**WRITTEN REQUEST**
Your task is to repeat all of the data exactly while excluding the pictures.

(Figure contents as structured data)
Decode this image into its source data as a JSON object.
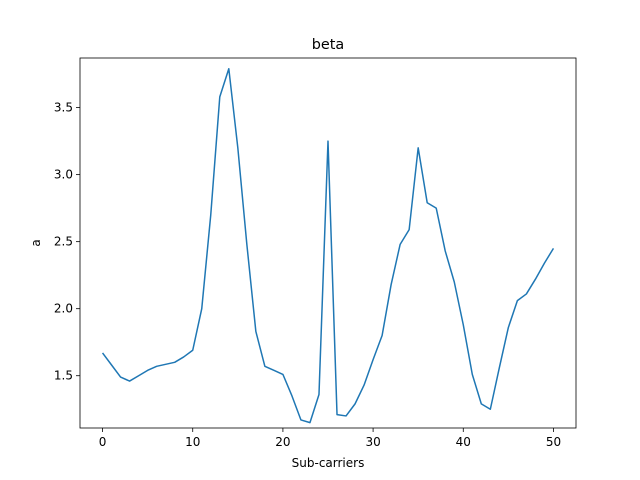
{
  "chart_data": {
    "type": "line",
    "title": "beta",
    "xlabel": "Sub-carriers",
    "ylabel": "a",
    "xlim": [
      -2.5,
      52.5
    ],
    "ylim": [
      1.11,
      3.87
    ],
    "xticks": [
      0,
      10,
      20,
      30,
      40,
      50
    ],
    "yticks": [
      1.5,
      2.0,
      2.5,
      3.0,
      3.5
    ],
    "ytick_labels": [
      "1.5",
      "2.0",
      "2.5",
      "3.0",
      "3.5"
    ],
    "grid": false,
    "series": [
      {
        "color": "#1f77b4",
        "x": [
          0,
          1,
          2,
          3,
          4,
          5,
          6,
          7,
          8,
          9,
          10,
          11,
          12,
          13,
          14,
          15,
          16,
          17,
          18,
          19,
          20,
          21,
          22,
          23,
          24,
          25,
          26,
          27,
          28,
          29,
          30,
          31,
          32,
          33,
          34,
          35,
          36,
          37,
          38,
          39,
          40,
          41,
          42,
          43,
          44,
          45,
          46,
          47,
          48,
          49,
          50
        ],
        "y": [
          1.67,
          1.58,
          1.49,
          1.46,
          1.5,
          1.54,
          1.57,
          1.585,
          1.6,
          1.64,
          1.69,
          2.0,
          2.7,
          3.58,
          3.79,
          3.2,
          2.48,
          1.83,
          1.57,
          1.54,
          1.51,
          1.35,
          1.17,
          1.15,
          1.36,
          3.25,
          1.21,
          1.2,
          1.29,
          1.43,
          1.62,
          1.8,
          2.18,
          2.48,
          2.59,
          3.2,
          2.79,
          2.75,
          2.43,
          2.2,
          1.88,
          1.51,
          1.29,
          1.25,
          1.56,
          1.86,
          2.06,
          2.11,
          2.22,
          2.34,
          2.45
        ]
      }
    ]
  }
}
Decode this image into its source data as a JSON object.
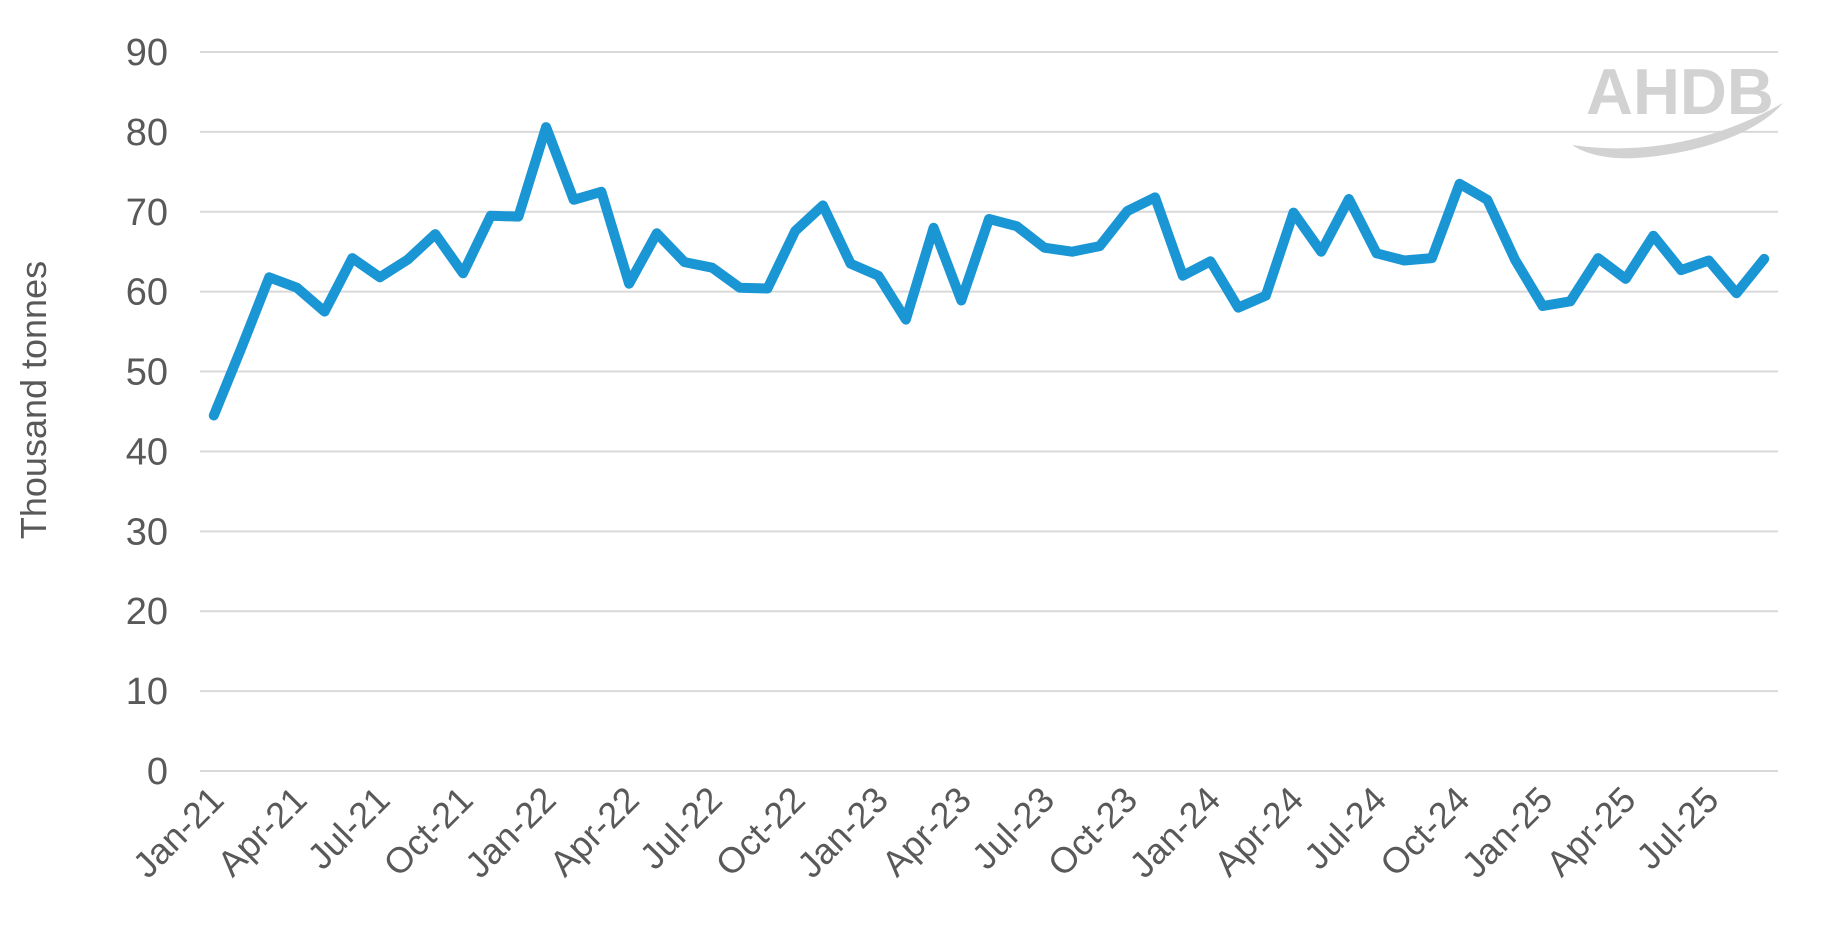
{
  "watermark": {
    "text": "AHDB"
  },
  "chart_data": {
    "type": "line",
    "title": "",
    "xlabel": "",
    "ylabel": "Thousand tonnes",
    "ylim": [
      0,
      90
    ],
    "y_ticks": [
      0,
      10,
      20,
      30,
      40,
      50,
      60,
      70,
      80,
      90
    ],
    "grid": "horizontal",
    "legend": "none",
    "x_tick_every": 3,
    "x_tick_labels": [
      "Jan-21",
      "Apr-21",
      "Jul-21",
      "Oct-21",
      "Jan-22",
      "Apr-22",
      "Jul-22",
      "Oct-22",
      "Jan-23",
      "Apr-23",
      "Jul-23",
      "Oct-23",
      "Jan-24",
      "Apr-24",
      "Jul-24",
      "Oct-24",
      "Jan-25",
      "Apr-25",
      "Jul-25"
    ],
    "categories": [
      "Jan-21",
      "Feb-21",
      "Mar-21",
      "Apr-21",
      "May-21",
      "Jun-21",
      "Jul-21",
      "Aug-21",
      "Sep-21",
      "Oct-21",
      "Nov-21",
      "Dec-21",
      "Jan-22",
      "Feb-22",
      "Mar-22",
      "Apr-22",
      "May-22",
      "Jun-22",
      "Jul-22",
      "Aug-22",
      "Sep-22",
      "Oct-22",
      "Nov-22",
      "Dec-22",
      "Jan-23",
      "Feb-23",
      "Mar-23",
      "Apr-23",
      "May-23",
      "Jun-23",
      "Jul-23",
      "Aug-23",
      "Sep-23",
      "Oct-23",
      "Nov-23",
      "Dec-23",
      "Jan-24",
      "Feb-24",
      "Mar-24",
      "Apr-24",
      "May-24",
      "Jun-24",
      "Jul-24",
      "Aug-24",
      "Sep-24",
      "Oct-24",
      "Nov-24",
      "Dec-24",
      "Jan-25",
      "Feb-25",
      "Mar-25",
      "Apr-25",
      "May-25",
      "Jun-25",
      "Jul-25",
      "Aug-25",
      "Sep-25"
    ],
    "series": [
      {
        "name": "Thousand tonnes",
        "color": "#1a96d5",
        "values": [
          44.5,
          53.0,
          61.8,
          60.5,
          57.5,
          64.2,
          61.8,
          64.0,
          67.2,
          62.3,
          69.5,
          69.4,
          80.6,
          71.5,
          72.5,
          61.0,
          67.3,
          63.7,
          63.0,
          60.5,
          60.4,
          67.6,
          70.8,
          63.5,
          62.0,
          56.5,
          68.0,
          58.9,
          69.1,
          68.2,
          65.5,
          65.0,
          65.7,
          70.1,
          71.8,
          62.0,
          63.8,
          58.0,
          59.5,
          69.9,
          65.0,
          71.6,
          64.8,
          63.9,
          64.2,
          73.5,
          71.5,
          64.0,
          58.2,
          58.8,
          64.2,
          61.6,
          67.0,
          62.7,
          63.9,
          59.8,
          64.1
        ]
      }
    ],
    "colors": {
      "line": "#1a96d5",
      "gridline": "#d9d9d9",
      "tick_text": "#595959",
      "axis_title_text": "#595959",
      "watermark": "#d2d2d2"
    }
  }
}
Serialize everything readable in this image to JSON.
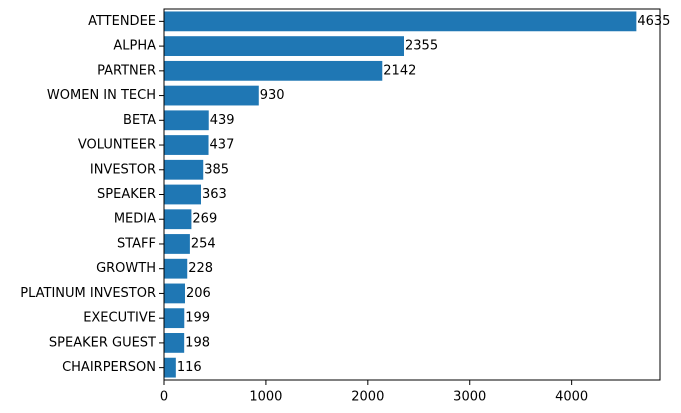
{
  "chart_data": {
    "type": "bar",
    "orientation": "horizontal",
    "categories": [
      "ATTENDEE",
      "ALPHA",
      "PARTNER",
      "WOMEN IN TECH",
      "BETA",
      "VOLUNTEER",
      "INVESTOR",
      "SPEAKER",
      "MEDIA",
      "STAFF",
      "GROWTH",
      "PLATINUM INVESTOR",
      "EXECUTIVE",
      "SPEAKER GUEST",
      "CHAIRPERSON"
    ],
    "values": [
      4635,
      2355,
      2142,
      930,
      439,
      437,
      385,
      363,
      269,
      254,
      228,
      206,
      199,
      198,
      116
    ],
    "color": "#1f77b4",
    "xlim": [
      0,
      4867
    ],
    "xticks": [
      0,
      1000,
      2000,
      3000,
      4000
    ],
    "grid": false
  }
}
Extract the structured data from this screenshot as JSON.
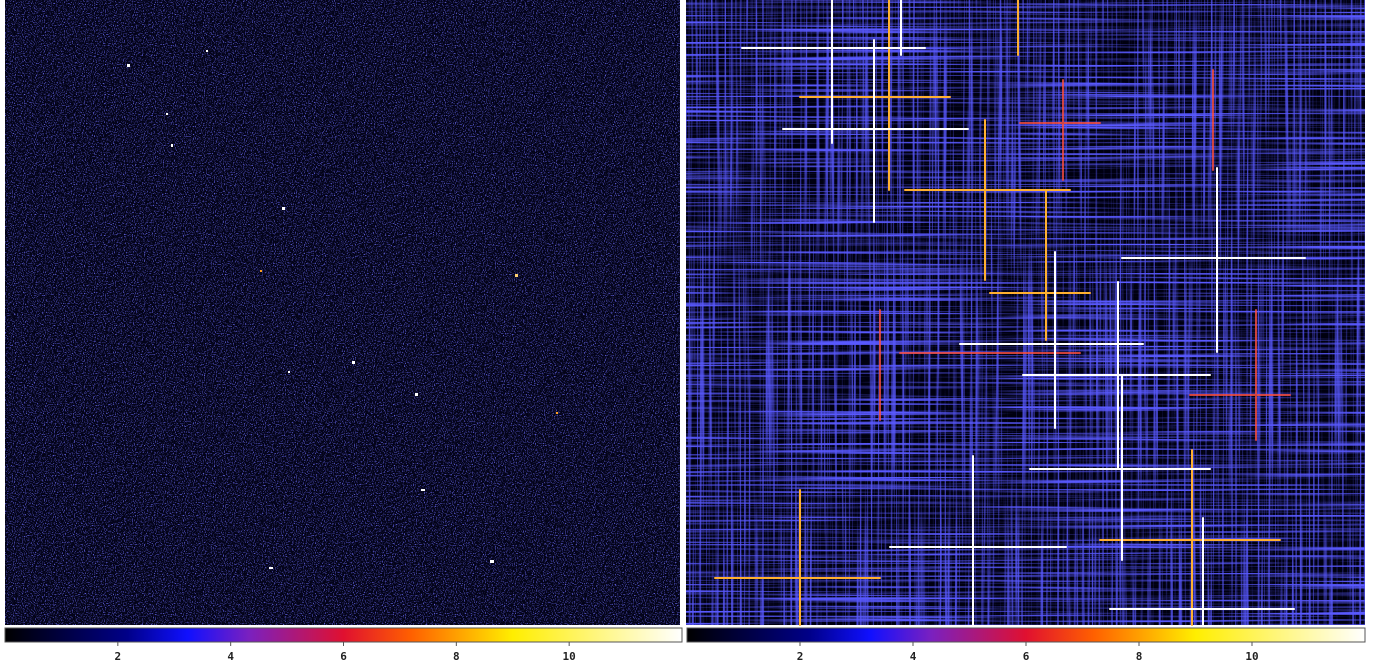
{
  "panels": [
    {
      "colorbar": {
        "range": [
          0,
          12
        ],
        "ticks": [
          2,
          4,
          6,
          8,
          10
        ]
      }
    },
    {
      "colorbar": {
        "range": [
          0,
          12
        ],
        "ticks": [
          2,
          4,
          6,
          8,
          10
        ]
      }
    }
  ]
}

**THE ANSWER**
Decode this image into its source data as a JSON object.
{
  "chart_data": {
    "type": "line",
    "title": "beta",
    "xlabel": "Sub-carriers",
    "ylabel": "a",
    "xlim": [
      -2.5,
      52.5
    ],
    "ylim": [
      1.11,
      3.87
    ],
    "xticks": [
      0,
      10,
      20,
      30,
      40,
      50
    ],
    "yticks": [
      1.5,
      2.0,
      2.5,
      3.0,
      3.5
    ],
    "ytick_labels": [
      "1.5",
      "2.0",
      "2.5",
      "3.0",
      "3.5"
    ],
    "grid": false,
    "series": [
      {
        "color": "#1f77b4",
        "x": [
          0,
          1,
          2,
          3,
          4,
          5,
          6,
          7,
          8,
          9,
          10,
          11,
          12,
          13,
          14,
          15,
          16,
          17,
          18,
          19,
          20,
          21,
          22,
          23,
          24,
          25,
          26,
          27,
          28,
          29,
          30,
          31,
          32,
          33,
          34,
          35,
          36,
          37,
          38,
          39,
          40,
          41,
          42,
          43,
          44,
          45,
          46,
          47,
          48,
          49,
          50
        ],
        "y": [
          1.67,
          1.58,
          1.49,
          1.46,
          1.5,
          1.54,
          1.57,
          1.585,
          1.6,
          1.64,
          1.69,
          2.0,
          2.7,
          3.58,
          3.79,
          3.2,
          2.48,
          1.83,
          1.57,
          1.54,
          1.51,
          1.35,
          1.17,
          1.15,
          1.36,
          3.25,
          1.21,
          1.2,
          1.29,
          1.43,
          1.62,
          1.8,
          2.18,
          2.48,
          2.59,
          3.2,
          2.79,
          2.75,
          2.43,
          2.2,
          1.88,
          1.51,
          1.29,
          1.25,
          1.56,
          1.86,
          2.06,
          2.11,
          2.22,
          2.34,
          2.45
        ]
      }
    ]
  }
}
Decode this image into its source data as a JSON object.
{
  "watermark": {
    "text": "AHDB"
  },
  "chart_data": {
    "type": "line",
    "title": "",
    "xlabel": "",
    "ylabel": "Thousand tonnes",
    "ylim": [
      0,
      90
    ],
    "y_ticks": [
      0,
      10,
      20,
      30,
      40,
      50,
      60,
      70,
      80,
      90
    ],
    "grid": "horizontal",
    "legend": "none",
    "x_tick_every": 3,
    "x_tick_labels": [
      "Jan-21",
      "Apr-21",
      "Jul-21",
      "Oct-21",
      "Jan-22",
      "Apr-22",
      "Jul-22",
      "Oct-22",
      "Jan-23",
      "Apr-23",
      "Jul-23",
      "Oct-23",
      "Jan-24",
      "Apr-24",
      "Jul-24",
      "Oct-24",
      "Jan-25",
      "Apr-25",
      "Jul-25"
    ],
    "categories": [
      "Jan-21",
      "Feb-21",
      "Mar-21",
      "Apr-21",
      "May-21",
      "Jun-21",
      "Jul-21",
      "Aug-21",
      "Sep-21",
      "Oct-21",
      "Nov-21",
      "Dec-21",
      "Jan-22",
      "Feb-22",
      "Mar-22",
      "Apr-22",
      "May-22",
      "Jun-22",
      "Jul-22",
      "Aug-22",
      "Sep-22",
      "Oct-22",
      "Nov-22",
      "Dec-22",
      "Jan-23",
      "Feb-23",
      "Mar-23",
      "Apr-23",
      "May-23",
      "Jun-23",
      "Jul-23",
      "Aug-23",
      "Sep-23",
      "Oct-23",
      "Nov-23",
      "Dec-23",
      "Jan-24",
      "Feb-24",
      "Mar-24",
      "Apr-24",
      "May-24",
      "Jun-24",
      "Jul-24",
      "Aug-24",
      "Sep-24",
      "Oct-24",
      "Nov-24",
      "Dec-24",
      "Jan-25",
      "Feb-25",
      "Mar-25",
      "Apr-25",
      "May-25",
      "Jun-25",
      "Jul-25",
      "Aug-25",
      "Sep-25"
    ],
    "series": [
      {
        "name": "Thousand tonnes",
        "color": "#1a96d5",
        "values": [
          44.5,
          53.0,
          61.8,
          60.5,
          57.5,
          64.2,
          61.8,
          64.0,
          67.2,
          62.3,
          69.5,
          69.4,
          80.6,
          71.5,
          72.5,
          61.0,
          67.3,
          63.7,
          63.0,
          60.5,
          60.4,
          67.6,
          70.8,
          63.5,
          62.0,
          56.5,
          68.0,
          58.9,
          69.1,
          68.2,
          65.5,
          65.0,
          65.7,
          70.1,
          71.8,
          62.0,
          63.8,
          58.0,
          59.5,
          69.9,
          65.0,
          71.6,
          64.8,
          63.9,
          64.2,
          73.5,
          71.5,
          64.0,
          58.2,
          58.8,
          64.2,
          61.6,
          67.0,
          62.7,
          63.9,
          59.8,
          64.1
        ]
      }
    ],
    "colors": {
      "line": "#1a96d5",
      "gridline": "#d9d9d9",
      "tick_text": "#595959",
      "axis_title_text": "#595959",
      "watermark": "#d2d2d2"
    }
  }
}
Serialize everything readable in this image to JSON.
{
  "chart_data": {
    "type": "bar",
    "orientation": "horizontal",
    "categories": [
      "ATTENDEE",
      "ALPHA",
      "PARTNER",
      "WOMEN IN TECH",
      "BETA",
      "VOLUNTEER",
      "INVESTOR",
      "SPEAKER",
      "MEDIA",
      "STAFF",
      "GROWTH",
      "PLATINUM INVESTOR",
      "EXECUTIVE",
      "SPEAKER GUEST",
      "CHAIRPERSON"
    ],
    "values": [
      4635,
      2355,
      2142,
      930,
      439,
      437,
      385,
      363,
      269,
      254,
      228,
      206,
      199,
      198,
      116
    ],
    "color": "#1f77b4",
    "xlim": [
      0,
      4867
    ],
    "xticks": [
      0,
      1000,
      2000,
      3000,
      4000
    ],
    "grid": false
  }
}
Extract the structured data from this screenshot as JSON.
{
  "panels": [
    {
      "colorbar": {
        "range": [
          0,
          12
        ],
        "ticks": [
          2,
          4,
          6,
          8,
          10
        ]
      }
    },
    {
      "colorbar": {
        "range": [
          0,
          12
        ],
        "ticks": [
          2,
          4,
          6,
          8,
          10
        ]
      }
    }
  ]
}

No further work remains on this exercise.